====== AVAILABLE RECORDS ======
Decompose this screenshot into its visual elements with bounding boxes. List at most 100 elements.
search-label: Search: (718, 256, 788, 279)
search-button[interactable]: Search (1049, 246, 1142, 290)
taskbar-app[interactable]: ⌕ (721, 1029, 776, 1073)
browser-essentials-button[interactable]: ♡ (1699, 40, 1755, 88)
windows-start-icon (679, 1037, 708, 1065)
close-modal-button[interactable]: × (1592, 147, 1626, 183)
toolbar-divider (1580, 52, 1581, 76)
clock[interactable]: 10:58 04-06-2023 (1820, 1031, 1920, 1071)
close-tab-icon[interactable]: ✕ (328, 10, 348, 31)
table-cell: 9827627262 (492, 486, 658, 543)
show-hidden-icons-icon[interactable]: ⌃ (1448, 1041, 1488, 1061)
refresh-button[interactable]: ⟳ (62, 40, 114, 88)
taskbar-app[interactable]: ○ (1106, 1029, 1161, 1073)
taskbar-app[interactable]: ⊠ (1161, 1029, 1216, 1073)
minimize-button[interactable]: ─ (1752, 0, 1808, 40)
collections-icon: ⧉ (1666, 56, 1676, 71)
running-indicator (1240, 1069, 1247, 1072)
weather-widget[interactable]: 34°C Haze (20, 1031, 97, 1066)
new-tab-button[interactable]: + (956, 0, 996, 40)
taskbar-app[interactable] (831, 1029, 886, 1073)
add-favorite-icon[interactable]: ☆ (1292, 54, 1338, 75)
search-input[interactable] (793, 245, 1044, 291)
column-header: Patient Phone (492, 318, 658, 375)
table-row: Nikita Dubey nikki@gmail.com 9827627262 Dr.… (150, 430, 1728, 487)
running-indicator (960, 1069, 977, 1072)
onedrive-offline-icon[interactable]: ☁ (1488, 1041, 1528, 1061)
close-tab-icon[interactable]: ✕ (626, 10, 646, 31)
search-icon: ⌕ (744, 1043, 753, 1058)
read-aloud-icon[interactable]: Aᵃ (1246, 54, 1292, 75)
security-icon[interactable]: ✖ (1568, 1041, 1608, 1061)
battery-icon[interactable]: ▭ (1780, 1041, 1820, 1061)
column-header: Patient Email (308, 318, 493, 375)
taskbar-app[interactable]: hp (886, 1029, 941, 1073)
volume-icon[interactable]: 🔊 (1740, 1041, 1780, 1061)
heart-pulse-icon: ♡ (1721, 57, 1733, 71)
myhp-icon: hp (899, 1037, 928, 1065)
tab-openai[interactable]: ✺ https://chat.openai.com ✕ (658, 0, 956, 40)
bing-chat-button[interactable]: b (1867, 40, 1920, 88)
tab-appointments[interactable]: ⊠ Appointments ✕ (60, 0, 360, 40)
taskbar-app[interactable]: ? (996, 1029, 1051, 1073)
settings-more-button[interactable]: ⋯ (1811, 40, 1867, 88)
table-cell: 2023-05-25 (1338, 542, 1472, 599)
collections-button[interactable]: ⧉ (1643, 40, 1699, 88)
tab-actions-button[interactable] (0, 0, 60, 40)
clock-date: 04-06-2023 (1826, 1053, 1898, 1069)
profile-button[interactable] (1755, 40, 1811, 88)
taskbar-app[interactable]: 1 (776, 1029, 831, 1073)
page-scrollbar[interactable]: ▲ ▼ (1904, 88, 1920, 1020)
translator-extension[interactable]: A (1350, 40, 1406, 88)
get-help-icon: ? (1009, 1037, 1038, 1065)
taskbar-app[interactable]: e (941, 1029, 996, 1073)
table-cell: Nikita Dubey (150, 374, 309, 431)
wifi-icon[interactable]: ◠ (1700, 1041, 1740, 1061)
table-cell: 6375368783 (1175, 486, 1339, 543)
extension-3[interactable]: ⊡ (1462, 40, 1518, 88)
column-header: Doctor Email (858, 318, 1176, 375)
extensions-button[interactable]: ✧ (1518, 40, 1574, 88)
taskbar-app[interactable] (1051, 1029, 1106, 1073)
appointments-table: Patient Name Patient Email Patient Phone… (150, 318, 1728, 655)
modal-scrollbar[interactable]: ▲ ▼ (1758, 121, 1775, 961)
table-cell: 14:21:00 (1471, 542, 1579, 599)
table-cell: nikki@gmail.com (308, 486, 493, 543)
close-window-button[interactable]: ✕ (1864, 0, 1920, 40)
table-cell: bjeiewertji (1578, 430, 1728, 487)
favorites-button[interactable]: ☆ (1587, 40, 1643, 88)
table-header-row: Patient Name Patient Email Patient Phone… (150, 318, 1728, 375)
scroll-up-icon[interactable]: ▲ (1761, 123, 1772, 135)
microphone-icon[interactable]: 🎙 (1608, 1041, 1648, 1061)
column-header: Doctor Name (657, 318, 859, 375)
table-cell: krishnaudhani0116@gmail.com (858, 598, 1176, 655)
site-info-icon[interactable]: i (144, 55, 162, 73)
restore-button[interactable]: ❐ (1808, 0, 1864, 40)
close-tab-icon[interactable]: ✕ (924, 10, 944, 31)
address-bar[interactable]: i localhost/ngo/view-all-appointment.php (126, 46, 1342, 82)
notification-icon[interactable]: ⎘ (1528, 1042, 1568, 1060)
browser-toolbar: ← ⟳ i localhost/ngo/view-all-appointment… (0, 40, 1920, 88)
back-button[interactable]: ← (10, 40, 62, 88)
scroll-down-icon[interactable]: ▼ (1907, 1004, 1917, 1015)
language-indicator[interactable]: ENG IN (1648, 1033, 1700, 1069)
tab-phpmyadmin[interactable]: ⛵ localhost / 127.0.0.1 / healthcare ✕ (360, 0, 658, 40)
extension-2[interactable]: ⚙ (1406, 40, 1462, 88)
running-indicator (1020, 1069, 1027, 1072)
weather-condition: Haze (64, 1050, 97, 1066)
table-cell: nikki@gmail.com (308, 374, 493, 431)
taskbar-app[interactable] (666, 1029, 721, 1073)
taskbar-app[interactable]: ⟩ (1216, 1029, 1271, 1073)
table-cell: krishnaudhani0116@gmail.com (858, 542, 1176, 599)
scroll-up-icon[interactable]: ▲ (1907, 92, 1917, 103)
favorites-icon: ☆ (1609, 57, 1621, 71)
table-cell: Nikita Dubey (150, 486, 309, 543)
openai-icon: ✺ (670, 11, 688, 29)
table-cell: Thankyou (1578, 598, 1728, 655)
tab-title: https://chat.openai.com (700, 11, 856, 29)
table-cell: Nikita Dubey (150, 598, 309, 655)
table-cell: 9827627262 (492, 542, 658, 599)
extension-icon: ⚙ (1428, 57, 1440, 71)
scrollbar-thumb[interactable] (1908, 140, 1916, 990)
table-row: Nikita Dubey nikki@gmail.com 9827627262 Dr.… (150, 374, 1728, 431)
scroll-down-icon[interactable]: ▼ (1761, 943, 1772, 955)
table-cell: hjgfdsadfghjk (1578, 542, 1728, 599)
======
EXERCISE TASK:
Reproduce every line of the entries above without changing any character.

SOLUTION TO THE PROBLEM:
Decompose this screenshot into its visual elements with bounding boxes. List at most 100 elements.
search-label: Search: (718, 256, 788, 279)
search-button[interactable]: Search (1049, 246, 1142, 290)
taskbar-app[interactable]: ⌕ (721, 1029, 776, 1073)
browser-essentials-button[interactable]: ♡ (1699, 40, 1755, 88)
windows-start-icon (679, 1037, 708, 1065)
close-modal-button[interactable]: × (1592, 147, 1626, 183)
toolbar-divider (1580, 52, 1581, 76)
clock[interactable]: 10:58 04-06-2023 (1820, 1031, 1920, 1071)
close-tab-icon[interactable]: ✕ (328, 10, 348, 31)
table-cell: 9827627262 (492, 486, 658, 543)
show-hidden-icons-icon[interactable]: ⌃ (1448, 1041, 1488, 1061)
refresh-button[interactable]: ⟳ (62, 40, 114, 88)
taskbar-app[interactable]: ○ (1106, 1029, 1161, 1073)
taskbar-app[interactable]: ⊠ (1161, 1029, 1216, 1073)
minimize-button[interactable]: ─ (1752, 0, 1808, 40)
collections-icon: ⧉ (1666, 56, 1676, 71)
running-indicator (1240, 1069, 1247, 1072)
weather-widget[interactable]: 34°C Haze (20, 1031, 97, 1066)
new-tab-button[interactable]: + (956, 0, 996, 40)
taskbar-app[interactable] (831, 1029, 886, 1073)
add-favorite-icon[interactable]: ☆ (1292, 54, 1338, 75)
search-input[interactable] (793, 245, 1044, 291)
column-header: Patient Phone (492, 318, 658, 375)
table-row: Nikita Dubey nikki@gmail.com 9827627262 Dr.… (150, 430, 1728, 487)
running-indicator (960, 1069, 977, 1072)
onedrive-offline-icon[interactable]: ☁ (1488, 1041, 1528, 1061)
close-tab-icon[interactable]: ✕ (626, 10, 646, 31)
search-icon: ⌕ (744, 1043, 753, 1058)
read-aloud-icon[interactable]: Aᵃ (1246, 54, 1292, 75)
security-icon[interactable]: ✖ (1568, 1041, 1608, 1061)
battery-icon[interactable]: ▭ (1780, 1041, 1820, 1061)
column-header: Patient Email (308, 318, 493, 375)
taskbar-app[interactable]: hp (886, 1029, 941, 1073)
volume-icon[interactable]: 🔊 (1740, 1041, 1780, 1061)
heart-pulse-icon: ♡ (1721, 57, 1733, 71)
myhp-icon: hp (899, 1037, 928, 1065)
tab-openai[interactable]: ✺ https://chat.openai.com ✕ (658, 0, 956, 40)
bing-chat-button[interactable]: b (1867, 40, 1920, 88)
tab-appointments[interactable]: ⊠ Appointments ✕ (60, 0, 360, 40)
taskbar-app[interactable]: ? (996, 1029, 1051, 1073)
settings-more-button[interactable]: ⋯ (1811, 40, 1867, 88)
table-cell: 2023-05-25 (1338, 542, 1472, 599)
collections-button[interactable]: ⧉ (1643, 40, 1699, 88)
tab-actions-button[interactable] (0, 0, 60, 40)
clock-date: 04-06-2023 (1826, 1053, 1898, 1069)
profile-button[interactable] (1755, 40, 1811, 88)
taskbar-app[interactable]: 1 (776, 1029, 831, 1073)
page-scrollbar[interactable]: ▲ ▼ (1904, 88, 1920, 1020)
translator-extension[interactable]: A (1350, 40, 1406, 88)
get-help-icon: ? (1009, 1037, 1038, 1065)
taskbar-app[interactable]: e (941, 1029, 996, 1073)
table-cell: Nikita Dubey (150, 374, 309, 431)
wifi-icon[interactable]: ◠ (1700, 1041, 1740, 1061)
table-cell: 6375368783 (1175, 486, 1339, 543)
extension-3[interactable]: ⊡ (1462, 40, 1518, 88)
column-header: Doctor Email (858, 318, 1176, 375)
extensions-button[interactable]: ✧ (1518, 40, 1574, 88)
taskbar-app[interactable] (1051, 1029, 1106, 1073)
appointments-table: Patient Name Patient Email Patient Phone… (150, 318, 1728, 655)
modal-scrollbar[interactable]: ▲ ▼ (1758, 121, 1775, 961)
table-cell: 14:21:00 (1471, 542, 1579, 599)
table-cell: nikki@gmail.com (308, 486, 493, 543)
close-window-button[interactable]: ✕ (1864, 0, 1920, 40)
table-cell: bjeiewertji (1578, 430, 1728, 487)
favorites-button[interactable]: ☆ (1587, 40, 1643, 88)
table-header-row: Patient Name Patient Email Patient Phone… (150, 318, 1728, 375)
scroll-up-icon[interactable]: ▲ (1761, 123, 1772, 135)
microphone-icon[interactable]: 🎙 (1608, 1041, 1648, 1061)
column-header: Doctor Name (657, 318, 859, 375)
table-cell: krishnaudhani0116@gmail.com (858, 598, 1176, 655)
site-info-icon[interactable]: i (144, 55, 162, 73)
restore-button[interactable]: ❐ (1808, 0, 1864, 40)
close-tab-icon[interactable]: ✕ (924, 10, 944, 31)
address-bar[interactable]: i localhost/ngo/view-all-appointment.php (126, 46, 1342, 82)
notification-icon[interactable]: ⎘ (1528, 1042, 1568, 1060)
browser-toolbar: ← ⟳ i localhost/ngo/view-all-appointment… (0, 40, 1920, 88)
back-button[interactable]: ← (10, 40, 62, 88)
scroll-down-icon[interactable]: ▼ (1907, 1004, 1917, 1015)
language-indicator[interactable]: ENG IN (1648, 1033, 1700, 1069)
tab-phpmyadmin[interactable]: ⛵ localhost / 127.0.0.1 / healthcare ✕ (360, 0, 658, 40)
extension-2[interactable]: ⚙ (1406, 40, 1462, 88)
running-indicator (1020, 1069, 1027, 1072)
weather-condition: Haze (64, 1050, 97, 1066)
table-cell: nikki@gmail.com (308, 374, 493, 431)
taskbar-app[interactable] (666, 1029, 721, 1073)
taskbar-app[interactable]: ⟩ (1216, 1029, 1271, 1073)
table-cell: krishnaudhani0116@gmail.com (858, 542, 1176, 599)
scroll-up-icon[interactable]: ▲ (1907, 92, 1917, 103)
favorites-icon: ☆ (1609, 57, 1621, 71)
table-cell: Nikita Dubey (150, 486, 309, 543)
openai-icon: ✺ (670, 11, 688, 29)
table-cell: Thankyou (1578, 598, 1728, 655)
tab-title: https://chat.openai.com (700, 11, 856, 29)
table-cell: Nikita Dubey (150, 598, 309, 655)
table-cell: 9827627262 (492, 542, 658, 599)
extension-icon: ⚙ (1428, 57, 1440, 71)
scrollbar-thumb[interactable] (1908, 140, 1916, 990)
table-row: Nikita Dubey nikki@gmail.com 9827627262 Dr.… (150, 374, 1728, 431)
scroll-down-icon[interactable]: ▼ (1761, 943, 1772, 955)
table-cell: hjgfdsadfghjk (1578, 542, 1728, 599)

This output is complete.